Establish how many lines in the material include the string "default" and report it as a lone number.

-- Start RECORDS FOR THE TASK --

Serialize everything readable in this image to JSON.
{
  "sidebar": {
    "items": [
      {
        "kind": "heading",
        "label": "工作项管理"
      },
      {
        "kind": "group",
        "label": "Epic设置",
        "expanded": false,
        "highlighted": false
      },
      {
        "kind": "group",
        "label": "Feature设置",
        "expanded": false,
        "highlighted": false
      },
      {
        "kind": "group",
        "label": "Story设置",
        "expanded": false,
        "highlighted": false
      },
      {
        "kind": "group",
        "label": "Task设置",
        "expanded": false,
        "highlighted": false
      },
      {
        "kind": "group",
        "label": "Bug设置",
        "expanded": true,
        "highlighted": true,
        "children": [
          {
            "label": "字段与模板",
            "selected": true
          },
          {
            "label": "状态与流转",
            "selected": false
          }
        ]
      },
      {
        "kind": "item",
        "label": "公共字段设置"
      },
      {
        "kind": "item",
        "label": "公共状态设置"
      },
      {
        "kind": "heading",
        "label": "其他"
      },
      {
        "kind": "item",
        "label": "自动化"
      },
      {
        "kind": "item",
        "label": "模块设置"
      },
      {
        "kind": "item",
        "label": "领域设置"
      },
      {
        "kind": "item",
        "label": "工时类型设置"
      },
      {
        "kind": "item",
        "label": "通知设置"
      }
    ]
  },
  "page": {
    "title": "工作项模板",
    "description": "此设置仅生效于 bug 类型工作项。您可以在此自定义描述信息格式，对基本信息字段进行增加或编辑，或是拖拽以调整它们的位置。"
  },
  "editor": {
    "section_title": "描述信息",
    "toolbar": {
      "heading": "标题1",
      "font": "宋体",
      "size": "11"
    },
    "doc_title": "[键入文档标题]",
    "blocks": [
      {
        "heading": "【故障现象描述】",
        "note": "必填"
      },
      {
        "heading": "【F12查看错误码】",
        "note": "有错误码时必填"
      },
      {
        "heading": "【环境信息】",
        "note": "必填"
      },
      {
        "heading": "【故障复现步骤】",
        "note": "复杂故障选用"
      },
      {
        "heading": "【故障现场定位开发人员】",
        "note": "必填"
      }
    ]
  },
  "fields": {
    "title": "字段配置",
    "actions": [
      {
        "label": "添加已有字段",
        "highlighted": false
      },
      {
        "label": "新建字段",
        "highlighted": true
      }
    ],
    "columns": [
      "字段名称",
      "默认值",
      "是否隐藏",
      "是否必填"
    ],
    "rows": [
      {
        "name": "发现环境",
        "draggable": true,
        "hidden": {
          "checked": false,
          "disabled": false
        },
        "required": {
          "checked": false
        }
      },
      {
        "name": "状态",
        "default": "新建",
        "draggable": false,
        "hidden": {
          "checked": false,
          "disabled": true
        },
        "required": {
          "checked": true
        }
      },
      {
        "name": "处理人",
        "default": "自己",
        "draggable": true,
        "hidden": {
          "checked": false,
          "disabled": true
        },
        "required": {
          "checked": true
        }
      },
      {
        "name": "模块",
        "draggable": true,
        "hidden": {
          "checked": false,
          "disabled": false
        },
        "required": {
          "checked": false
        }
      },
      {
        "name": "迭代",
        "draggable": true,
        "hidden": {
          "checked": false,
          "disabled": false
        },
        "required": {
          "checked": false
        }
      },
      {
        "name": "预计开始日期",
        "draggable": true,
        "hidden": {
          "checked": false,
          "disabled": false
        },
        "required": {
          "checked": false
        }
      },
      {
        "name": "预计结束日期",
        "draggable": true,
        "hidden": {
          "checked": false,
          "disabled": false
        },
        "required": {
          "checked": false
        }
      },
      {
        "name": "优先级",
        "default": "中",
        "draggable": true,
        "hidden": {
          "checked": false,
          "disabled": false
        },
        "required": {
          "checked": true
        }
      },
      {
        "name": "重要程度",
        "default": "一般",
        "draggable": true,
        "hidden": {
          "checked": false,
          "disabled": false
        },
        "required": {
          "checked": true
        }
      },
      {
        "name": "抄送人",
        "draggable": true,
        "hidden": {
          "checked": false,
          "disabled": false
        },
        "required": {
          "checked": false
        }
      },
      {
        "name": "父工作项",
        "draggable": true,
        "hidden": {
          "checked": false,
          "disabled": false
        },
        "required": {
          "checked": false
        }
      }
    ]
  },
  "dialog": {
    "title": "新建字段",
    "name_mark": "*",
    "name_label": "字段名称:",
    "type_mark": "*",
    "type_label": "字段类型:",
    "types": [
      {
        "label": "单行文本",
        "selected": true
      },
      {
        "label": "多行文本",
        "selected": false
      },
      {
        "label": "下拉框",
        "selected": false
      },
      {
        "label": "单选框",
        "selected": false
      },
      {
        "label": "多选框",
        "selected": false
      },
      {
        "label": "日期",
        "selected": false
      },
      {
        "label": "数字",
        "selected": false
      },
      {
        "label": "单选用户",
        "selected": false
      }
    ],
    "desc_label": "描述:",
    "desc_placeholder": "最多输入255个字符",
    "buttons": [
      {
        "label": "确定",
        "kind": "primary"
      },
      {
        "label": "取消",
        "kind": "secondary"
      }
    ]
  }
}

-- End RECORDS FOR THE TASK --

### RESPONSE:
4